◆ WORK REQUIRED
Write out the listing beneath this instruction in its entirety, exactly as it reads.

Extracted records

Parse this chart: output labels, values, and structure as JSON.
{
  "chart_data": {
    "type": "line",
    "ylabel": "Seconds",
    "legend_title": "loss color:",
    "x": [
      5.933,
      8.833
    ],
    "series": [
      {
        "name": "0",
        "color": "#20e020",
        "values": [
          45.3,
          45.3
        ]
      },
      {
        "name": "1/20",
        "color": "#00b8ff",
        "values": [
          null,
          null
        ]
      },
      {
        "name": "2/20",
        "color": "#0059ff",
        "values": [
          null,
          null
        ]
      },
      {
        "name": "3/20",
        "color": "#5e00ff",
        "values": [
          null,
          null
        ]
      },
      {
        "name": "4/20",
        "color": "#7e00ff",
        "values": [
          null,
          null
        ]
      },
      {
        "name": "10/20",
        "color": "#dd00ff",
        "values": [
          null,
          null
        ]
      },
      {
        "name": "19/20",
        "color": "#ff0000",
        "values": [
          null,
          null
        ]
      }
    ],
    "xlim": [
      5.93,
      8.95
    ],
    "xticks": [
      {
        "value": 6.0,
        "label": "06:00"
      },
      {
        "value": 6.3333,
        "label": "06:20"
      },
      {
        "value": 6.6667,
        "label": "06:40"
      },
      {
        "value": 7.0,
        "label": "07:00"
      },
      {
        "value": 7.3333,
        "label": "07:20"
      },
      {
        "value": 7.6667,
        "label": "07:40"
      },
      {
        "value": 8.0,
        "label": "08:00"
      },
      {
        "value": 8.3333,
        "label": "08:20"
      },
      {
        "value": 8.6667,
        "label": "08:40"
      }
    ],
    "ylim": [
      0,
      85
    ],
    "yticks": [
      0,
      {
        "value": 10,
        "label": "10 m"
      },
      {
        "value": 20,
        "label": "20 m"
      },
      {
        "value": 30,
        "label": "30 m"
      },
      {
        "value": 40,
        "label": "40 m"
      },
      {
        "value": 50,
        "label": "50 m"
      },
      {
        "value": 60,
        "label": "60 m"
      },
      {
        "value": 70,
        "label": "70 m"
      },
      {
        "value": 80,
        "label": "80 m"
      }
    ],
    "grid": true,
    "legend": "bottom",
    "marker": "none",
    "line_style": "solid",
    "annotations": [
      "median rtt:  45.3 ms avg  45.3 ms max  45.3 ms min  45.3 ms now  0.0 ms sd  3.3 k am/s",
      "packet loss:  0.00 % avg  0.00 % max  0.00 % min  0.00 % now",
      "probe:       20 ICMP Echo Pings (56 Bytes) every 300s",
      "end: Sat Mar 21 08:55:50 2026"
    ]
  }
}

◆ FULL RESPONSE
Parse this chart: output labels, values, and structure as JSON.
{
  "chart_data": {
    "type": "line",
    "ylabel": "Seconds",
    "legend_title": "loss color:",
    "x": [
      5.933,
      8.833
    ],
    "series": [
      {
        "name": "0",
        "color": "#20e020",
        "values": [
          45.3,
          45.3
        ]
      },
      {
        "name": "1/20",
        "color": "#00b8ff",
        "values": [
          null,
          null
        ]
      },
      {
        "name": "2/20",
        "color": "#0059ff",
        "values": [
          null,
          null
        ]
      },
      {
        "name": "3/20",
        "color": "#5e00ff",
        "values": [
          null,
          null
        ]
      },
      {
        "name": "4/20",
        "color": "#7e00ff",
        "values": [
          null,
          null
        ]
      },
      {
        "name": "10/20",
        "color": "#dd00ff",
        "values": [
          null,
          null
        ]
      },
      {
        "name": "19/20",
        "color": "#ff0000",
        "values": [
          null,
          null
        ]
      }
    ],
    "xlim": [
      5.93,
      8.95
    ],
    "xticks": [
      {
        "value": 6.0,
        "label": "06:00"
      },
      {
        "value": 6.3333,
        "label": "06:20"
      },
      {
        "value": 6.6667,
        "label": "06:40"
      },
      {
        "value": 7.0,
        "label": "07:00"
      },
      {
        "value": 7.3333,
        "label": "07:20"
      },
      {
        "value": 7.6667,
        "label": "07:40"
      },
      {
        "value": 8.0,
        "label": "08:00"
      },
      {
        "value": 8.3333,
        "label": "08:20"
      },
      {
        "value": 8.6667,
        "label": "08:40"
      }
    ],
    "ylim": [
      0,
      85
    ],
    "yticks": [
      0,
      {
        "value": 10,
        "label": "10 m"
      },
      {
        "value": 20,
        "label": "20 m"
      },
      {
        "value": 30,
        "label": "30 m"
      },
      {
        "value": 40,
        "label": "40 m"
      },
      {
        "value": 50,
        "label": "50 m"
      },
      {
        "value": 60,
        "label": "60 m"
      },
      {
        "value": 70,
        "label": "70 m"
      },
      {
        "value": 80,
        "label": "80 m"
      }
    ],
    "grid": true,
    "legend": "bottom",
    "marker": "none",
    "line_style": "solid",
    "annotations": [
      "median rtt:  45.3 ms avg  45.3 ms max  45.3 ms min  45.3 ms now  0.0 ms sd  3.3 k am/s",
      "packet loss:  0.00 % avg  0.00 % max  0.00 % min  0.00 % now",
      "probe:       20 ICMP Echo Pings (56 Bytes) every 300s",
      "end: Sat Mar 21 08:55:50 2026"
    ]
  }
}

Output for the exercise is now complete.